## [Task details]
Go through the data below. List every line that holds the word "異動直前の居住状況等".

___ Provided material ___

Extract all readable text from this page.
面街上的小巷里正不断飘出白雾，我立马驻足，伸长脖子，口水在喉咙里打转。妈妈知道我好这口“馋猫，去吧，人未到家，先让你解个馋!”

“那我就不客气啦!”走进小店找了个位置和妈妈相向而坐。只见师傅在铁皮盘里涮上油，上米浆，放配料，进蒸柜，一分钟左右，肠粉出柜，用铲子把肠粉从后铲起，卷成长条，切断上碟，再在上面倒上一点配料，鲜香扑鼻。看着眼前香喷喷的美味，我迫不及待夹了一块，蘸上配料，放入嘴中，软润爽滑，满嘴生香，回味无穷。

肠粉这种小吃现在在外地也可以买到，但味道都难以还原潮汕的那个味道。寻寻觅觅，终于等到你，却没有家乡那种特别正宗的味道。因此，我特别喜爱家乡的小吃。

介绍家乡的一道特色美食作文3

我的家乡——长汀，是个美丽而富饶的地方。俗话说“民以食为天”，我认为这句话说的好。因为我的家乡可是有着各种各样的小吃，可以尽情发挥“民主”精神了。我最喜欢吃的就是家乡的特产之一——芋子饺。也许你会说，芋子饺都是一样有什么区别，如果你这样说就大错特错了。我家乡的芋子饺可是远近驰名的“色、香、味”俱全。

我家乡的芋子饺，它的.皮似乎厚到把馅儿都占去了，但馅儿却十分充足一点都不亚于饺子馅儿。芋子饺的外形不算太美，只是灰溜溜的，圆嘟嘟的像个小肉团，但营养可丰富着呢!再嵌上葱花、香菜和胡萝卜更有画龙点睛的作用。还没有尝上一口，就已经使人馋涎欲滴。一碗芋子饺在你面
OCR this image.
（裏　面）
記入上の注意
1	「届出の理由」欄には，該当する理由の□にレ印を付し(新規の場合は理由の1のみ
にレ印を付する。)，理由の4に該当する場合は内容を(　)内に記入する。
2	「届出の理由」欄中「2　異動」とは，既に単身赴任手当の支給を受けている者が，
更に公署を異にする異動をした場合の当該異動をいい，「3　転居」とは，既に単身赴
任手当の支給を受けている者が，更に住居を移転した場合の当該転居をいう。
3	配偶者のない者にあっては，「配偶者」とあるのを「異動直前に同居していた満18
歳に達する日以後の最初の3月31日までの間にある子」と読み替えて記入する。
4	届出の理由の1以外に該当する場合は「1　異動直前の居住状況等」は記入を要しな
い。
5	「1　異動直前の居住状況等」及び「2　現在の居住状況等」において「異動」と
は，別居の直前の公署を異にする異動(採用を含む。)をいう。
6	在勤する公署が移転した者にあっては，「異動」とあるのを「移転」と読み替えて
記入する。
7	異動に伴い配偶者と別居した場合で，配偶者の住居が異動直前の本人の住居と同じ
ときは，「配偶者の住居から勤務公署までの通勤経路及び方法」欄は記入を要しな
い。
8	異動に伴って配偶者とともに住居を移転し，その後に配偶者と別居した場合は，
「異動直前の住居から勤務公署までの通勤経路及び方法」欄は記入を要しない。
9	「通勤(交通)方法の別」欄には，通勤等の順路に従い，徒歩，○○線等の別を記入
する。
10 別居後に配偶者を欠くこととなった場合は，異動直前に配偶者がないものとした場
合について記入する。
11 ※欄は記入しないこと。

___

## [Answer to the task]
4	届出の理由の1以外に該当する場合は「1　異動直前の居住状況等」は記入を要しな
5	「1　異動直前の居住状況等」及び「2　現在の居住状況等」において「異動」と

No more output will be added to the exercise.